This is the correct way to do this, however keep in mind that arrays are zero-indexed (meaning the first element is actually element #0).
The reason your original code wasn't working was you created an array that contains Vector3 objects. (See link to learn more about what an object is) When you set the value at index 1 of the array, you didn't create an object, hence why your code worked when you used new Vector3(x, y, z) -- you created an object which could then be held in the array that stores that type of object.
In your case, you have created an array that contains 3 elements.
To set the first element, you would use:
hotelLocation[0] = new Vector3(436.8632f, 216.6585f, 104.1104f);
To set the second and third elements respectively, you would use:
hotelLocation[1] = new Vector3(componentX, componentY, componentZ);
hotelLocation[2] = new Vector3(componentX, componentY, componentZ);
Since you created an array that contains 3 elements, if you were to attempt to set the value of index #3, you would get an IndexOutOfRangeException because the array is zero-indexed and the size is three so the largest index of the array is 2.
hotelLocation[3] = new Vector3(componentX, componentY, componentZ); // Throws IndexOutOfRangeException
Output:
Unhandled Exception:
System.IndexOutOfRangeException: Index was outside the bounds of the array.

## DATA RECORDS
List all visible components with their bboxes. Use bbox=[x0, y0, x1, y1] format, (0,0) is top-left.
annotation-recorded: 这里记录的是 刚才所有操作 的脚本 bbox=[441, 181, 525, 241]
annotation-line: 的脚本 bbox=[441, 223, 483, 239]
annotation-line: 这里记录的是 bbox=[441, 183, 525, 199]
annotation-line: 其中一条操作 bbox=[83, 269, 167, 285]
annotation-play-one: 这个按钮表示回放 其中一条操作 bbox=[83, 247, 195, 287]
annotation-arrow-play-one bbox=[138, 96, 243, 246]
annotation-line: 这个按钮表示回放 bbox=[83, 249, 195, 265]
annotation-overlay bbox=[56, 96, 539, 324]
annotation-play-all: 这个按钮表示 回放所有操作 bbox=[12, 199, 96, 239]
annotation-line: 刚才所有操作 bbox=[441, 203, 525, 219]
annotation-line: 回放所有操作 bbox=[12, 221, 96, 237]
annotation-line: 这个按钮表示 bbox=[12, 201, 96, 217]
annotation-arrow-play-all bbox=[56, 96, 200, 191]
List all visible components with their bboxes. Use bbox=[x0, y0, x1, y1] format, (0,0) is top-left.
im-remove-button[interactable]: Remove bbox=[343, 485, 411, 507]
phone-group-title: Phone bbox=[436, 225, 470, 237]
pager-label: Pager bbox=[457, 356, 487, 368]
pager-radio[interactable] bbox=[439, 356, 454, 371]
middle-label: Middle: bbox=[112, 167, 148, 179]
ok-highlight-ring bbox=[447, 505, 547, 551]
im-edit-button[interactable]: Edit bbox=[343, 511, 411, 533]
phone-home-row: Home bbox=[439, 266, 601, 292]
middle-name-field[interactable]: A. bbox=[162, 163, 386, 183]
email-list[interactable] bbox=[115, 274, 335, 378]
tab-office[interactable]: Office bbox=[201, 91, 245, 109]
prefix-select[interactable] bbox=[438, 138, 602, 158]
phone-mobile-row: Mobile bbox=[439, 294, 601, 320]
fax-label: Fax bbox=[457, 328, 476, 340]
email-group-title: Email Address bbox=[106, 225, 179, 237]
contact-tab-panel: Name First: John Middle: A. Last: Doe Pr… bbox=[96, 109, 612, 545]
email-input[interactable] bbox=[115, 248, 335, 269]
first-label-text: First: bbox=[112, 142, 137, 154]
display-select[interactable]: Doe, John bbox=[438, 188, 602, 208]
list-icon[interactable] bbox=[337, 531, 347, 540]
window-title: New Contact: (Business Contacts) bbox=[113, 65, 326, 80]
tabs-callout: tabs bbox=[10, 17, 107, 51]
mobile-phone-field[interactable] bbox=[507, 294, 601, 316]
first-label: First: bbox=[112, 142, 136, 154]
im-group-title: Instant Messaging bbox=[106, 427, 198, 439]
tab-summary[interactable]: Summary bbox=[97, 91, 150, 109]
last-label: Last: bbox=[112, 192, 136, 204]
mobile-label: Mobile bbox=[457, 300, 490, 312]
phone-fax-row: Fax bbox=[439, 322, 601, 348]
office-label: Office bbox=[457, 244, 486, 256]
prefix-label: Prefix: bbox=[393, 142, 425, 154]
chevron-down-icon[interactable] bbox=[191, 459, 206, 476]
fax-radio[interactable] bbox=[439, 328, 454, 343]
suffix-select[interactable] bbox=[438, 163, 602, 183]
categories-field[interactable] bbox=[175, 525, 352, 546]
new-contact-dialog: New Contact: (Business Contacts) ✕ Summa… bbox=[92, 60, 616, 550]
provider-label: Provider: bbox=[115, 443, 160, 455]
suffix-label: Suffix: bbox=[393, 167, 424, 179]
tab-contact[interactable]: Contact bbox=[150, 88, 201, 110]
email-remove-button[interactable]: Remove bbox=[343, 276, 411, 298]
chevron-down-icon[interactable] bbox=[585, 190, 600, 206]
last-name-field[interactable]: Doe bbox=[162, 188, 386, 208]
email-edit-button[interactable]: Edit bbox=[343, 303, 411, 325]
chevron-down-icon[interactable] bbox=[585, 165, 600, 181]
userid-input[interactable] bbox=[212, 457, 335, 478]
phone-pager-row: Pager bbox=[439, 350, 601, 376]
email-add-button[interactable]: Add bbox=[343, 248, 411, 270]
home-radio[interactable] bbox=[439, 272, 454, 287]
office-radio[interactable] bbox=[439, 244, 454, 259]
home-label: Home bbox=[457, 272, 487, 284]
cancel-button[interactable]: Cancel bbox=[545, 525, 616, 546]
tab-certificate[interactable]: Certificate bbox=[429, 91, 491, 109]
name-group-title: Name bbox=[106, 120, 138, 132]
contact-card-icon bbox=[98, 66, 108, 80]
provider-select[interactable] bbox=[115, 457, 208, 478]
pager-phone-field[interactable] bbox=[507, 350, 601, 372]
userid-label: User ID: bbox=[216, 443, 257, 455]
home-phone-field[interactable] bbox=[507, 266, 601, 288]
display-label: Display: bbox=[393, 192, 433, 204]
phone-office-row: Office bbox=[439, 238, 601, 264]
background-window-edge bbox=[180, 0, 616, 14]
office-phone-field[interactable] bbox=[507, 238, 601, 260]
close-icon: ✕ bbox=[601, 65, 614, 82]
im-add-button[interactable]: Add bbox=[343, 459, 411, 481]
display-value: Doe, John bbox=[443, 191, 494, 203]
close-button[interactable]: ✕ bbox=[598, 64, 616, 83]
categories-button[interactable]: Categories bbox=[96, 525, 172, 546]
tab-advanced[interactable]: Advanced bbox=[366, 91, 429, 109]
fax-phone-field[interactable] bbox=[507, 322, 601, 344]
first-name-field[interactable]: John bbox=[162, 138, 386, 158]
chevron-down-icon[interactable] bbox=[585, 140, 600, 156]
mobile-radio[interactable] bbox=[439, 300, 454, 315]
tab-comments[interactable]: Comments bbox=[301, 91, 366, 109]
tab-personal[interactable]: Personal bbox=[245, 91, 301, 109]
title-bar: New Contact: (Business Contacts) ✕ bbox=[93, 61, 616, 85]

## PROBLEMS AND TASKS
(1) According to the Vector3 array answer, why does setting hotelLocation[3] throw an IndexOutOfRangeException? Answer in one to three sentences.
(2) How would you sum up the Vector3 array answer in two sentences?
(3) Repeat the part of the Vector3 array answer starting at "This is the" and ending at "contains 3 elements.", word for word.
The rows play no part in this.

## EXERCISE RESULTS
(1) The array was created with three elements and is zero-indexed. Its largest index is therefore 2, so index 3 is outside its bounds.

(2) The original code failed because the array holds Vector3 objects, and setting the value at index 1 without using new Vector3(x, y, z) created no object to store. Because arrays are zero-indexed, a three-element array is set at indices 0, 1 and 2, and setting index 3 throws an IndexOutOfRangeException.

(3)
This is the correct way to do this, however keep in mind that arrays are zero-indexed (meaning the first element is actually element #0).
The reason your original code wasn't working was you created an array that contains Vector3 objects. (See link to learn more about what an object is) When you set the value at index 1 of the array, you didn't create an object, hence why your code worked when you used new Vector3(x, y, z) -- you created an object which could then be held in the array that stores that type of object.
In your case, you have created an array that contains 3 elements.